_Recorded information_
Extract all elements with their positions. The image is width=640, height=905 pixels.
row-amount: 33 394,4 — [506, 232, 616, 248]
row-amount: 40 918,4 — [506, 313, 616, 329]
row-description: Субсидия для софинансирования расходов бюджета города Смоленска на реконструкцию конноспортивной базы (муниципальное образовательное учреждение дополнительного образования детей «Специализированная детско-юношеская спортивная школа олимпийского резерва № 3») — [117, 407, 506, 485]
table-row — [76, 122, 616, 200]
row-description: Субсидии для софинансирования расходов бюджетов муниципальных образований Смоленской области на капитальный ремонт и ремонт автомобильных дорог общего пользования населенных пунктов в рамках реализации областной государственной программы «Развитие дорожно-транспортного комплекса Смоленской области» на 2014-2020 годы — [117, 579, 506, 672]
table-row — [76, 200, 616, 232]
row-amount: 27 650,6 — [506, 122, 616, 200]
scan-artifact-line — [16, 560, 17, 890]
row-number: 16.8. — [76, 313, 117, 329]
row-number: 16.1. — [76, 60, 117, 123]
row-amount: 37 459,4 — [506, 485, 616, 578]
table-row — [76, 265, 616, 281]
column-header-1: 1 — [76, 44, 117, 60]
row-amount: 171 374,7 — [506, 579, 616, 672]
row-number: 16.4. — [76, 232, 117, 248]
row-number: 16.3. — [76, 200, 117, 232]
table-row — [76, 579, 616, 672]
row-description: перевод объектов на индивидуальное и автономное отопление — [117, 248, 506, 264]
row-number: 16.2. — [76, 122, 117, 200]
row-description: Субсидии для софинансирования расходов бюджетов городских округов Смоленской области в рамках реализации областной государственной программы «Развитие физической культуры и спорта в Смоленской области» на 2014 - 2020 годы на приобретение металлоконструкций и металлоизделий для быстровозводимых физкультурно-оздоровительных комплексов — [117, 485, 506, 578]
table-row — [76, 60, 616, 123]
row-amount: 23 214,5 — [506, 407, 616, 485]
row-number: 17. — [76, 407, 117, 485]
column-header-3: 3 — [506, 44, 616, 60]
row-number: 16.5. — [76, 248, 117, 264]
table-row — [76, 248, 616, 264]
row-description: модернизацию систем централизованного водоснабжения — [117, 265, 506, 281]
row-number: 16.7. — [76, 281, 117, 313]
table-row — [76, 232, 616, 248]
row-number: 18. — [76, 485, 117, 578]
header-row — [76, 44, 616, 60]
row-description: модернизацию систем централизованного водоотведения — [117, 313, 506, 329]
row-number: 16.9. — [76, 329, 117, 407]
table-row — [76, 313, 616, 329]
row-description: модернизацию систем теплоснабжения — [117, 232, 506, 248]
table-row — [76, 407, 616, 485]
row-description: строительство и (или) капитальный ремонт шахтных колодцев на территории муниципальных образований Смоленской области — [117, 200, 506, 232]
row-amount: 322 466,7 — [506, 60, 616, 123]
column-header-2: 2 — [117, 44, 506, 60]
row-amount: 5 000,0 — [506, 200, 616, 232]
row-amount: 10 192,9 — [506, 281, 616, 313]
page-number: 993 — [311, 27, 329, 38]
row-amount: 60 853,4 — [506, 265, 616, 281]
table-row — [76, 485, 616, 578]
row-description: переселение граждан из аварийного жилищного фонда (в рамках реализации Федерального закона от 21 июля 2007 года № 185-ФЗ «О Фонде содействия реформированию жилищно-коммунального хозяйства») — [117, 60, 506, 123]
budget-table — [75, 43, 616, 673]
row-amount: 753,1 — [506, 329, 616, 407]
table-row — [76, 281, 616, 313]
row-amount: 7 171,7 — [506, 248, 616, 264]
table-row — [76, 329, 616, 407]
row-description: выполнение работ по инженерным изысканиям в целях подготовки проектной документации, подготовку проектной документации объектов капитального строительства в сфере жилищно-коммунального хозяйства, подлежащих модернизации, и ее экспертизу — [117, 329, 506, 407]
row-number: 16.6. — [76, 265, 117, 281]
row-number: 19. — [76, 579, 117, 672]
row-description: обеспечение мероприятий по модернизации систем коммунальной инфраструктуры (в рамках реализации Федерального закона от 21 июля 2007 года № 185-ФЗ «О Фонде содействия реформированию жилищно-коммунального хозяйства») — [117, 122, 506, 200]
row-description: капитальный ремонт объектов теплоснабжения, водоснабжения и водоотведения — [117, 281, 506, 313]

_Goal of the exercise_
Copy out every line above word for word, with no changes.

_Reply to the task_
Extract all elements with their positions. The image is width=640, height=905 pixels.
row-amount: 33 394,4 — [506, 232, 616, 248]
row-amount: 40 918,4 — [506, 313, 616, 329]
row-description: Субсидия для софинансирования расходов бюджета города Смоленска на реконструкцию конноспортивной базы (муниципальное образовательное учреждение дополнительного образования детей «Специализированная детско-юношеская спортивная школа олимпийского резерва № 3») — [117, 407, 506, 485]
table-row — [76, 122, 616, 200]
row-description: Субсидии для софинансирования расходов бюджетов муниципальных образований Смоленской области на капитальный ремонт и ремонт автомобильных дорог общего пользования населенных пунктов в рамках реализации областной государственной программы «Развитие дорожно-транспортного комплекса Смоленской области» на 2014-2020 годы — [117, 579, 506, 672]
table-row — [76, 200, 616, 232]
row-amount: 27 650,6 — [506, 122, 616, 200]
scan-artifact-line — [16, 560, 17, 890]
row-number: 16.8. — [76, 313, 117, 329]
row-number: 16.1. — [76, 60, 117, 123]
row-amount: 37 459,4 — [506, 485, 616, 578]
table-row — [76, 265, 616, 281]
column-header-1: 1 — [76, 44, 117, 60]
row-amount: 171 374,7 — [506, 579, 616, 672]
row-number: 16.4. — [76, 232, 117, 248]
row-number: 16.3. — [76, 200, 117, 232]
table-row — [76, 579, 616, 672]
row-description: перевод объектов на индивидуальное и автономное отопление — [117, 248, 506, 264]
row-number: 16.2. — [76, 122, 117, 200]
row-description: Субсидии для софинансирования расходов бюджетов городских округов Смоленской области в рамках реализации областной государственной программы «Развитие физической культуры и спорта в Смоленской области» на 2014 - 2020 годы на приобретение металлоконструкций и металлоизделий для быстровозводимых физкультурно-оздоровительных комплексов — [117, 485, 506, 578]
table-row — [76, 60, 616, 123]
row-amount: 23 214,5 — [506, 407, 616, 485]
row-number: 17. — [76, 407, 117, 485]
column-header-3: 3 — [506, 44, 616, 60]
row-number: 16.5. — [76, 248, 117, 264]
table-row — [76, 248, 616, 264]
row-description: модернизацию систем централизованного водоснабжения — [117, 265, 506, 281]
row-number: 16.7. — [76, 281, 117, 313]
table-row — [76, 232, 616, 248]
row-number: 18. — [76, 485, 117, 578]
header-row — [76, 44, 616, 60]
row-description: модернизацию систем централизованного водоотведения — [117, 313, 506, 329]
row-number: 16.9. — [76, 329, 117, 407]
table-row — [76, 313, 616, 329]
row-description: модернизацию систем теплоснабжения — [117, 232, 506, 248]
table-row — [76, 407, 616, 485]
row-description: строительство и (или) капитальный ремонт шахтных колодцев на территории муниципальных образований Смоленской области — [117, 200, 506, 232]
row-amount: 322 466,7 — [506, 60, 616, 123]
column-header-2: 2 — [117, 44, 506, 60]
row-amount: 5 000,0 — [506, 200, 616, 232]
row-amount: 10 192,9 — [506, 281, 616, 313]
page-number: 993 — [311, 27, 329, 38]
row-amount: 60 853,4 — [506, 265, 616, 281]
table-row — [76, 485, 616, 578]
row-description: переселение граждан из аварийного жилищного фонда (в рамках реализации Федерального закона от 21 июля 2007 года № 185-ФЗ «О Фонде содействия реформированию жилищно-коммунального хозяйства») — [117, 60, 506, 123]
budget-table — [75, 43, 616, 673]
row-amount: 753,1 — [506, 329, 616, 407]
table-row — [76, 281, 616, 313]
row-amount: 7 171,7 — [506, 248, 616, 264]
table-row — [76, 329, 616, 407]
row-description: выполнение работ по инженерным изысканиям в целях подготовки проектной документации, подготовку проектной документации объектов капитального строительства в сфере жилищно-коммунального хозяйства, подлежащих модернизации, и ее экспертизу — [117, 329, 506, 407]
row-number: 16.6. — [76, 265, 117, 281]
row-number: 19. — [76, 579, 117, 672]
row-description: обеспечение мероприятий по модернизации систем коммунальной инфраструктуры (в рамках реализации Федерального закона от 21 июля 2007 года № 185-ФЗ «О Фонде содействия реформированию жилищно-коммунального хозяйства») — [117, 122, 506, 200]
row-description: капитальный ремонт объектов теплоснабжения, водоснабжения и водоотведения — [117, 281, 506, 313]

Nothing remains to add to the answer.